WHAT YOU SHOULD DO: Transcribe the records below exactly as they appear.

──────── EXERCISE INPUT

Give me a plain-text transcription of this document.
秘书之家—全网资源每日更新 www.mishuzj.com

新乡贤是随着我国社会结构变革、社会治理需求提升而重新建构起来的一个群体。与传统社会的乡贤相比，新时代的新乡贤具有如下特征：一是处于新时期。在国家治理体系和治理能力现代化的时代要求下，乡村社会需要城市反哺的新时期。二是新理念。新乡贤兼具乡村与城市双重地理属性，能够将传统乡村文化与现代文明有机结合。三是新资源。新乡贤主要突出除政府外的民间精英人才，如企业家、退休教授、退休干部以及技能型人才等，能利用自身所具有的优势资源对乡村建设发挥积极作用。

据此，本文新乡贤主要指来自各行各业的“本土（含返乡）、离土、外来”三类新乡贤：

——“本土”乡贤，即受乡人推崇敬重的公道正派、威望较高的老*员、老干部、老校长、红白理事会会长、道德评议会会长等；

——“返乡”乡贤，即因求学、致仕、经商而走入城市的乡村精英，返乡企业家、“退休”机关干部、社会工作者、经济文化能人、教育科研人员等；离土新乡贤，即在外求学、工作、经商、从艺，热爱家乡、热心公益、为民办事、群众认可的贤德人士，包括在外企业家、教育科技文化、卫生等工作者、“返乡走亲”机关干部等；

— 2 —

────────────────

REPLY TO THE TASK:
Give me a plain-text transcription of this document.
秘书之家—全网资源每日更新 www.mishuzj.com

新乡贤是随着我国社会结构变革、社会治理需求提升而重新建构起来的一个群体。与传统社会的乡贤相比，新时代的新乡贤具有如下特征：一是处于新时期。在国家治理体系和治理能力现代化的时代要求下，乡村社会需要城市反哺的新时期。二是新理念。新乡贤兼具乡村与城市双重地理属性，能够将传统乡村文化与现代文明有机结合。三是新资源。新乡贤主要突出除政府外的民间精英人才，如企业家、退休教授、退休干部以及技能型人才等，能利用自身所具有的优势资源对乡村建设发挥积极作用。

据此，本文新乡贤主要指来自各行各业的“本土（含返乡）、离土、外来”三类新乡贤：

——“本土”乡贤，即受乡人推崇敬重的公道正派、威望较高的老*员、老干部、老校长、红白理事会会长、道德评议会会长等；

——“返乡”乡贤，即因求学、致仕、经商而走入城市的乡村精英，返乡企业家、“退休”机关干部、社会工作者、经济文化能人、教育科研人员等；离土新乡贤，即在外求学、工作、经商、从艺，热爱家乡、热心公益、为民办事、群众认可的贤德人士，包括在外企业家、教育科技文化、卫生等工作者、“返乡走亲”机关干部等；

— 2 —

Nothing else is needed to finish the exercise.